**What you should do:** From the records below, extract all the text exactly and leave the images behind.

Start of Data provided

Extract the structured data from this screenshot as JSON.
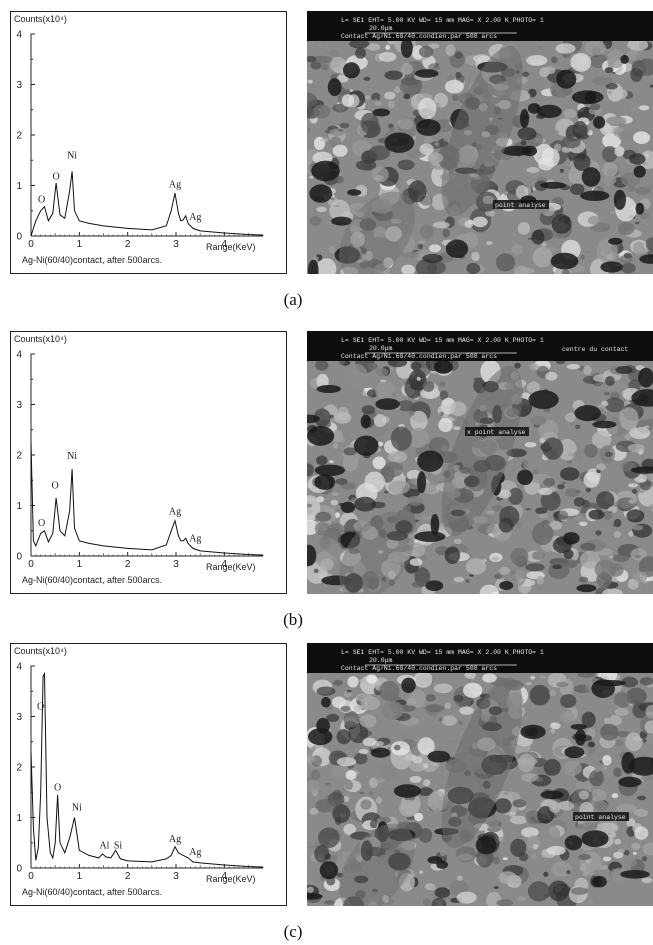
{
  "captions": [
    "(a)",
    "(b)",
    "(c)"
  ],
  "chart_data": [
    {
      "type": "line",
      "ylabel": "Counts(x10⁴)",
      "xlabel": "Range(KeV)",
      "note": "Ag-Ni(60/40)contact, after 500arcs.",
      "xlim": [
        0,
        4.8
      ],
      "ylim": [
        0,
        4
      ],
      "xticks": [
        "0",
        "1",
        "2",
        "3",
        "4"
      ],
      "yticks": [
        "0",
        "1",
        "2",
        "3",
        "4"
      ],
      "series": [
        {
          "x": [
            0.0,
            0.1,
            0.2,
            0.28,
            0.36,
            0.45,
            0.52,
            0.6,
            0.7,
            0.8,
            0.85,
            0.9,
            1.0,
            1.2,
            1.5,
            2.0,
            2.5,
            2.8,
            2.9,
            2.98,
            3.05,
            3.1,
            3.15,
            3.2,
            3.25,
            3.35,
            3.5,
            4.0,
            4.5,
            4.8
          ],
          "y": [
            0.0,
            0.3,
            0.5,
            0.58,
            0.3,
            0.45,
            1.05,
            0.42,
            0.35,
            0.9,
            1.28,
            0.5,
            0.3,
            0.25,
            0.2,
            0.15,
            0.12,
            0.2,
            0.5,
            0.85,
            0.45,
            0.3,
            0.32,
            0.4,
            0.25,
            0.15,
            0.1,
            0.06,
            0.03,
            0.02
          ]
        }
      ],
      "annotations": [
        {
          "text": "O",
          "x": 0.22,
          "y": 0.62
        },
        {
          "text": "O",
          "x": 0.52,
          "y": 1.08
        },
        {
          "text": "Ni",
          "x": 0.85,
          "y": 1.5
        },
        {
          "text": "Ag",
          "x": 2.98,
          "y": 0.92
        },
        {
          "text": "Ag",
          "x": 3.4,
          "y": 0.28
        }
      ]
    },
    {
      "type": "line",
      "ylabel": "Counts(x10⁴)",
      "xlabel": "Range(KeV)",
      "note": "Ag-Ni(60/40)contact, after 500arcs.",
      "xlim": [
        0,
        4.8
      ],
      "ylim": [
        0,
        4
      ],
      "xticks": [
        "0",
        "1",
        "2",
        "3",
        "4"
      ],
      "yticks": [
        "0",
        "1",
        "2",
        "3",
        "4"
      ],
      "series": [
        {
          "x": [
            0.0,
            0.05,
            0.1,
            0.2,
            0.28,
            0.36,
            0.45,
            0.52,
            0.6,
            0.7,
            0.8,
            0.85,
            0.9,
            1.0,
            1.2,
            1.5,
            2.0,
            2.5,
            2.8,
            2.9,
            2.98,
            3.05,
            3.1,
            3.15,
            3.2,
            3.25,
            3.35,
            3.5,
            4.0,
            4.5,
            4.8
          ],
          "y": [
            2.25,
            0.3,
            0.2,
            0.45,
            0.5,
            0.28,
            0.45,
            1.15,
            0.5,
            0.4,
            0.9,
            1.72,
            0.55,
            0.3,
            0.25,
            0.2,
            0.15,
            0.12,
            0.22,
            0.5,
            0.7,
            0.4,
            0.3,
            0.3,
            0.35,
            0.25,
            0.15,
            0.1,
            0.06,
            0.03,
            0.02
          ]
        }
      ],
      "annotations": [
        {
          "text": "O",
          "x": 0.22,
          "y": 0.55
        },
        {
          "text": "O",
          "x": 0.5,
          "y": 1.3
        },
        {
          "text": "Ni",
          "x": 0.85,
          "y": 1.88
        },
        {
          "text": "Ag",
          "x": 2.98,
          "y": 0.78
        },
        {
          "text": "Ag",
          "x": 3.4,
          "y": 0.25
        }
      ]
    },
    {
      "type": "line",
      "ylabel": "Counts(x10⁴)",
      "xlabel": "Range(KeV)",
      "note": "Ag-Ni(60/40)contact, after 500arcs.",
      "xlim": [
        0,
        4.8
      ],
      "ylim": [
        0,
        4
      ],
      "xticks": [
        "0",
        "1",
        "2",
        "3",
        "4"
      ],
      "yticks": [
        "0",
        "1",
        "2",
        "3",
        "4"
      ],
      "series": [
        {
          "x": [
            0.0,
            0.05,
            0.1,
            0.15,
            0.2,
            0.25,
            0.28,
            0.33,
            0.4,
            0.45,
            0.5,
            0.55,
            0.6,
            0.7,
            0.8,
            0.9,
            1.0,
            1.2,
            1.4,
            1.48,
            1.55,
            1.65,
            1.75,
            1.85,
            2.0,
            2.5,
            2.8,
            2.9,
            2.98,
            3.05,
            3.15,
            3.25,
            3.35,
            3.5,
            4.0,
            4.5,
            4.8
          ],
          "y": [
            2.3,
            0.8,
            0.15,
            0.4,
            1.5,
            3.8,
            3.85,
            1.0,
            0.3,
            0.2,
            0.5,
            1.45,
            0.5,
            0.3,
            0.6,
            1.0,
            0.35,
            0.25,
            0.2,
            0.28,
            0.22,
            0.2,
            0.35,
            0.18,
            0.14,
            0.12,
            0.18,
            0.25,
            0.42,
            0.3,
            0.25,
            0.2,
            0.12,
            0.1,
            0.06,
            0.03,
            0.02
          ]
        }
      ],
      "annotations": [
        {
          "text": "O",
          "x": 0.2,
          "y": 3.1
        },
        {
          "text": "O",
          "x": 0.55,
          "y": 1.5
        },
        {
          "text": "Ni",
          "x": 0.95,
          "y": 1.1
        },
        {
          "text": "Al",
          "x": 1.52,
          "y": 0.35
        },
        {
          "text": "Si",
          "x": 1.8,
          "y": 0.35
        },
        {
          "text": "Ag",
          "x": 2.98,
          "y": 0.48
        },
        {
          "text": "Ag",
          "x": 3.4,
          "y": 0.22
        }
      ]
    }
  ],
  "sem_images": [
    {
      "hud_line1": "L= SE1     EHT= 5.00 KV  WD= 15   mm    MAG= X 2.00 K PHOTO= 1",
      "hud_line2": "Contact Ag/Ni.60/40.condien.par 500 arcs",
      "scale_label": "20.0µm",
      "annotation": "point analyse",
      "extra_label": ""
    },
    {
      "hud_line1": "L= SE1     EHT= 5.00 KV  WD= 15   mm    MAG= X 2.00 K PHOTO= 1",
      "hud_line2": "Contact Ag/Ni.60/40.condien.par 500 arcs",
      "scale_label": "20.0µm",
      "annotation": "x point analyse",
      "extra_label": "centre du contact"
    },
    {
      "hud_line1": "L= SE1     EHT= 5.00 KV  WD= 15   mm    MAG= X 2.00 K PHOTO= 1",
      "hud_line2": "Contact Ag/Ni.60/40.condien.par 500 arcs",
      "scale_label": "20.0µm",
      "annotation": "point analyse",
      "extra_label": ""
    }
  ]
}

End of Data provided

**Completed exercise:**
Extract the structured data from this screenshot as JSON.
{
  "captions": [
    "(a)",
    "(b)",
    "(c)"
  ],
  "chart_data": [
    {
      "type": "line",
      "ylabel": "Counts(x10⁴)",
      "xlabel": "Range(KeV)",
      "note": "Ag-Ni(60/40)contact, after 500arcs.",
      "xlim": [
        0,
        4.8
      ],
      "ylim": [
        0,
        4
      ],
      "xticks": [
        "0",
        "1",
        "2",
        "3",
        "4"
      ],
      "yticks": [
        "0",
        "1",
        "2",
        "3",
        "4"
      ],
      "series": [
        {
          "x": [
            0.0,
            0.1,
            0.2,
            0.28,
            0.36,
            0.45,
            0.52,
            0.6,
            0.7,
            0.8,
            0.85,
            0.9,
            1.0,
            1.2,
            1.5,
            2.0,
            2.5,
            2.8,
            2.9,
            2.98,
            3.05,
            3.1,
            3.15,
            3.2,
            3.25,
            3.35,
            3.5,
            4.0,
            4.5,
            4.8
          ],
          "y": [
            0.0,
            0.3,
            0.5,
            0.58,
            0.3,
            0.45,
            1.05,
            0.42,
            0.35,
            0.9,
            1.28,
            0.5,
            0.3,
            0.25,
            0.2,
            0.15,
            0.12,
            0.2,
            0.5,
            0.85,
            0.45,
            0.3,
            0.32,
            0.4,
            0.25,
            0.15,
            0.1,
            0.06,
            0.03,
            0.02
          ]
        }
      ],
      "annotations": [
        {
          "text": "O",
          "x": 0.22,
          "y": 0.62
        },
        {
          "text": "O",
          "x": 0.52,
          "y": 1.08
        },
        {
          "text": "Ni",
          "x": 0.85,
          "y": 1.5
        },
        {
          "text": "Ag",
          "x": 2.98,
          "y": 0.92
        },
        {
          "text": "Ag",
          "x": 3.4,
          "y": 0.28
        }
      ]
    },
    {
      "type": "line",
      "ylabel": "Counts(x10⁴)",
      "xlabel": "Range(KeV)",
      "note": "Ag-Ni(60/40)contact, after 500arcs.",
      "xlim": [
        0,
        4.8
      ],
      "ylim": [
        0,
        4
      ],
      "xticks": [
        "0",
        "1",
        "2",
        "3",
        "4"
      ],
      "yticks": [
        "0",
        "1",
        "2",
        "3",
        "4"
      ],
      "series": [
        {
          "x": [
            0.0,
            0.05,
            0.1,
            0.2,
            0.28,
            0.36,
            0.45,
            0.52,
            0.6,
            0.7,
            0.8,
            0.85,
            0.9,
            1.0,
            1.2,
            1.5,
            2.0,
            2.5,
            2.8,
            2.9,
            2.98,
            3.05,
            3.1,
            3.15,
            3.2,
            3.25,
            3.35,
            3.5,
            4.0,
            4.5,
            4.8
          ],
          "y": [
            2.25,
            0.3,
            0.2,
            0.45,
            0.5,
            0.28,
            0.45,
            1.15,
            0.5,
            0.4,
            0.9,
            1.72,
            0.55,
            0.3,
            0.25,
            0.2,
            0.15,
            0.12,
            0.22,
            0.5,
            0.7,
            0.4,
            0.3,
            0.3,
            0.35,
            0.25,
            0.15,
            0.1,
            0.06,
            0.03,
            0.02
          ]
        }
      ],
      "annotations": [
        {
          "text": "O",
          "x": 0.22,
          "y": 0.55
        },
        {
          "text": "O",
          "x": 0.5,
          "y": 1.3
        },
        {
          "text": "Ni",
          "x": 0.85,
          "y": 1.88
        },
        {
          "text": "Ag",
          "x": 2.98,
          "y": 0.78
        },
        {
          "text": "Ag",
          "x": 3.4,
          "y": 0.25
        }
      ]
    },
    {
      "type": "line",
      "ylabel": "Counts(x10⁴)",
      "xlabel": "Range(KeV)",
      "note": "Ag-Ni(60/40)contact, after 500arcs.",
      "xlim": [
        0,
        4.8
      ],
      "ylim": [
        0,
        4
      ],
      "xticks": [
        "0",
        "1",
        "2",
        "3",
        "4"
      ],
      "yticks": [
        "0",
        "1",
        "2",
        "3",
        "4"
      ],
      "series": [
        {
          "x": [
            0.0,
            0.05,
            0.1,
            0.15,
            0.2,
            0.25,
            0.28,
            0.33,
            0.4,
            0.45,
            0.5,
            0.55,
            0.6,
            0.7,
            0.8,
            0.9,
            1.0,
            1.2,
            1.4,
            1.48,
            1.55,
            1.65,
            1.75,
            1.85,
            2.0,
            2.5,
            2.8,
            2.9,
            2.98,
            3.05,
            3.15,
            3.25,
            3.35,
            3.5,
            4.0,
            4.5,
            4.8
          ],
          "y": [
            2.3,
            0.8,
            0.15,
            0.4,
            1.5,
            3.8,
            3.85,
            1.0,
            0.3,
            0.2,
            0.5,
            1.45,
            0.5,
            0.3,
            0.6,
            1.0,
            0.35,
            0.25,
            0.2,
            0.28,
            0.22,
            0.2,
            0.35,
            0.18,
            0.14,
            0.12,
            0.18,
            0.25,
            0.42,
            0.3,
            0.25,
            0.2,
            0.12,
            0.1,
            0.06,
            0.03,
            0.02
          ]
        }
      ],
      "annotations": [
        {
          "text": "O",
          "x": 0.2,
          "y": 3.1
        },
        {
          "text": "O",
          "x": 0.55,
          "y": 1.5
        },
        {
          "text": "Ni",
          "x": 0.95,
          "y": 1.1
        },
        {
          "text": "Al",
          "x": 1.52,
          "y": 0.35
        },
        {
          "text": "Si",
          "x": 1.8,
          "y": 0.35
        },
        {
          "text": "Ag",
          "x": 2.98,
          "y": 0.48
        },
        {
          "text": "Ag",
          "x": 3.4,
          "y": 0.22
        }
      ]
    }
  ],
  "sem_images": [
    {
      "hud_line1": "L= SE1     EHT= 5.00 KV  WD= 15   mm    MAG= X 2.00 K PHOTO= 1",
      "hud_line2": "Contact Ag/Ni.60/40.condien.par 500 arcs",
      "scale_label": "20.0µm",
      "annotation": "point analyse",
      "extra_label": ""
    },
    {
      "hud_line1": "L= SE1     EHT= 5.00 KV  WD= 15   mm    MAG= X 2.00 K PHOTO= 1",
      "hud_line2": "Contact Ag/Ni.60/40.condien.par 500 arcs",
      "scale_label": "20.0µm",
      "annotation": "x point analyse",
      "extra_label": "centre du contact"
    },
    {
      "hud_line1": "L= SE1     EHT= 5.00 KV  WD= 15   mm    MAG= X 2.00 K PHOTO= 1",
      "hud_line2": "Contact Ag/Ni.60/40.condien.par 500 arcs",
      "scale_label": "20.0µm",
      "annotation": "point analyse",
      "extra_label": ""
    }
  ]
}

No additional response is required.